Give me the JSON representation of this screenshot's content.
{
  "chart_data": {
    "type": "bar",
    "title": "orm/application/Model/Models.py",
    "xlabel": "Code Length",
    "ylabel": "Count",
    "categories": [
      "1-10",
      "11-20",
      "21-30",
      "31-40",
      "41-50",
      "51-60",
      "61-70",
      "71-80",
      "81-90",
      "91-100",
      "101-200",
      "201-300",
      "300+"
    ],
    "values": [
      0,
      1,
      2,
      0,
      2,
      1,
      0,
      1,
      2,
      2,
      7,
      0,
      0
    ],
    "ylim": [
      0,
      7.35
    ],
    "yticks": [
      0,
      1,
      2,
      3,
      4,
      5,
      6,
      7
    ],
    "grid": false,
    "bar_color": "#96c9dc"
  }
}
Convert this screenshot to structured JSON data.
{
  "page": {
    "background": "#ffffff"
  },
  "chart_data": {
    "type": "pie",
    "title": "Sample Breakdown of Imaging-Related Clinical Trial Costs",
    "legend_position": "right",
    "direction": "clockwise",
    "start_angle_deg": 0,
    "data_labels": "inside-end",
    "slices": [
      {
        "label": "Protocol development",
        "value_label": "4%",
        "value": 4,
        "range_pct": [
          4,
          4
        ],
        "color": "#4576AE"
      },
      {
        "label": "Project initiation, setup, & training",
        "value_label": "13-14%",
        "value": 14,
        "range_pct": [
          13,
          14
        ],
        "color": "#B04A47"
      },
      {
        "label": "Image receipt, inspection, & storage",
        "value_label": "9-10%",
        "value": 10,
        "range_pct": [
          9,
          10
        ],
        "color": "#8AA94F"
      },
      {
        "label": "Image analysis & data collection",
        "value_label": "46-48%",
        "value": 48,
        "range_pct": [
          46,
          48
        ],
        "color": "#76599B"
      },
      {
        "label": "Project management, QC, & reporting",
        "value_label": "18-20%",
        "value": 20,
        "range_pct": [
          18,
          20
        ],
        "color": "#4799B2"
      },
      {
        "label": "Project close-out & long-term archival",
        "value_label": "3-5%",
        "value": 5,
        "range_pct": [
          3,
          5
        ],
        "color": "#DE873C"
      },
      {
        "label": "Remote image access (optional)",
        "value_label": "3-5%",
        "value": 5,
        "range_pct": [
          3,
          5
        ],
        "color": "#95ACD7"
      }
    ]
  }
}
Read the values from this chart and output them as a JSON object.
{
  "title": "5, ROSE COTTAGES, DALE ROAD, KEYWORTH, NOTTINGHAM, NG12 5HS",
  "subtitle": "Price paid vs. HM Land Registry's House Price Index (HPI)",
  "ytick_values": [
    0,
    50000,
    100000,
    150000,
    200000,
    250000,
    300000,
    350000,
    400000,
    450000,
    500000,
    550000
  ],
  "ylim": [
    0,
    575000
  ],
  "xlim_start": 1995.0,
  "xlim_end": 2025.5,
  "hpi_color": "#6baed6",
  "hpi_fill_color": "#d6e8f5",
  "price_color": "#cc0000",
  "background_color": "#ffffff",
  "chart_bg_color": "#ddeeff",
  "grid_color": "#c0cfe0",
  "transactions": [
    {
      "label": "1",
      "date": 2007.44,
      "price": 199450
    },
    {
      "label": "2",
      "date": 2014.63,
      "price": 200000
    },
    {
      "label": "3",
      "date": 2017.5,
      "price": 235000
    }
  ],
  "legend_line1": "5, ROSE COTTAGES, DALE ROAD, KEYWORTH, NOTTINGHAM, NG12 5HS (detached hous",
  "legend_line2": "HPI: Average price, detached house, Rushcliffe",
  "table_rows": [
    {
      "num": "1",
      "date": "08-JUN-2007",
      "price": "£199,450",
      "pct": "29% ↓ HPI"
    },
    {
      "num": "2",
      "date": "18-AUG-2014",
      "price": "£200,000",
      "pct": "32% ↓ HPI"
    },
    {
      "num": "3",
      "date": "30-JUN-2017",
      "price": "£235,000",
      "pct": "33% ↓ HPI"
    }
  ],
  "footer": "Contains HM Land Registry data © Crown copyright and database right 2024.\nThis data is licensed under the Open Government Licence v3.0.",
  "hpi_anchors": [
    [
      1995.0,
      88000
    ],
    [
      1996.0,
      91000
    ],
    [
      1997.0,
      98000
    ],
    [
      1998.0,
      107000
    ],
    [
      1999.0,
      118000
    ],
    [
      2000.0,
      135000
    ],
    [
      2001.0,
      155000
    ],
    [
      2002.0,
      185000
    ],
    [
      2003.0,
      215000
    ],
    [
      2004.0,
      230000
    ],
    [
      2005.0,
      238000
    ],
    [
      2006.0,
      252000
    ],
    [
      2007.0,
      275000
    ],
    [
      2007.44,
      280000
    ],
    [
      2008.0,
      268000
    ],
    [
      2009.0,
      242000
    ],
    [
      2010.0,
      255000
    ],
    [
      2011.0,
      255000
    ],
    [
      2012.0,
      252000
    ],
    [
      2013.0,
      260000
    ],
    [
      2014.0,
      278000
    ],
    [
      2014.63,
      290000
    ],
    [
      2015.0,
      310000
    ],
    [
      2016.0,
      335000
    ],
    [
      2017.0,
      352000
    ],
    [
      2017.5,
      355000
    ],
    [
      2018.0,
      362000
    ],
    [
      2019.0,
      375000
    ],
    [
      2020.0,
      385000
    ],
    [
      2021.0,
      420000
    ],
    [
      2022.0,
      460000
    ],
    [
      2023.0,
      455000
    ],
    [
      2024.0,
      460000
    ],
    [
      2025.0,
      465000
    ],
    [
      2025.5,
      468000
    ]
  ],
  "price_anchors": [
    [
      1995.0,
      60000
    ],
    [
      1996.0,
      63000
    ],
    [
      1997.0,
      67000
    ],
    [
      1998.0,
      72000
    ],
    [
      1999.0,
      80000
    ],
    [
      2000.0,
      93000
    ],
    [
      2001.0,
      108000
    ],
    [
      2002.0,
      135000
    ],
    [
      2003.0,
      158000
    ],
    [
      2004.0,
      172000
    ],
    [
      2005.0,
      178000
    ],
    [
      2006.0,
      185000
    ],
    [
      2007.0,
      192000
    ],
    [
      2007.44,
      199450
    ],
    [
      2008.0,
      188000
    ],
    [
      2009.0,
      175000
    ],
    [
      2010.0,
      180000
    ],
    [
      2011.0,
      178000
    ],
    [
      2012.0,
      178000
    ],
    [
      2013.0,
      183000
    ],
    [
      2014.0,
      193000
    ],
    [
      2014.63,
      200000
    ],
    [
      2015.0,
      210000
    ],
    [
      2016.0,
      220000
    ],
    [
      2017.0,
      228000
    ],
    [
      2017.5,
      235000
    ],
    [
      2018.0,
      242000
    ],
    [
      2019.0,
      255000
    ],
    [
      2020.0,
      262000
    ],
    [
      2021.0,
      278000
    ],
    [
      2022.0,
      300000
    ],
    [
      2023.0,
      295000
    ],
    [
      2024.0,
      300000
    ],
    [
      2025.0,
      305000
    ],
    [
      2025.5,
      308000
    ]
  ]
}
________
Directions -
Pull out each line holding the string "NOTTINGHAM".

Finished task -
  "title": "5, ROSE COTTAGES, DALE ROAD, KEYWORTH, NOTTINGHAM, NG12 5HS",
  "legend_line1": "5, ROSE COTTAGES, DALE ROAD, KEYWORTH, NOTTINGHAM, NG12 5HS (detached hous",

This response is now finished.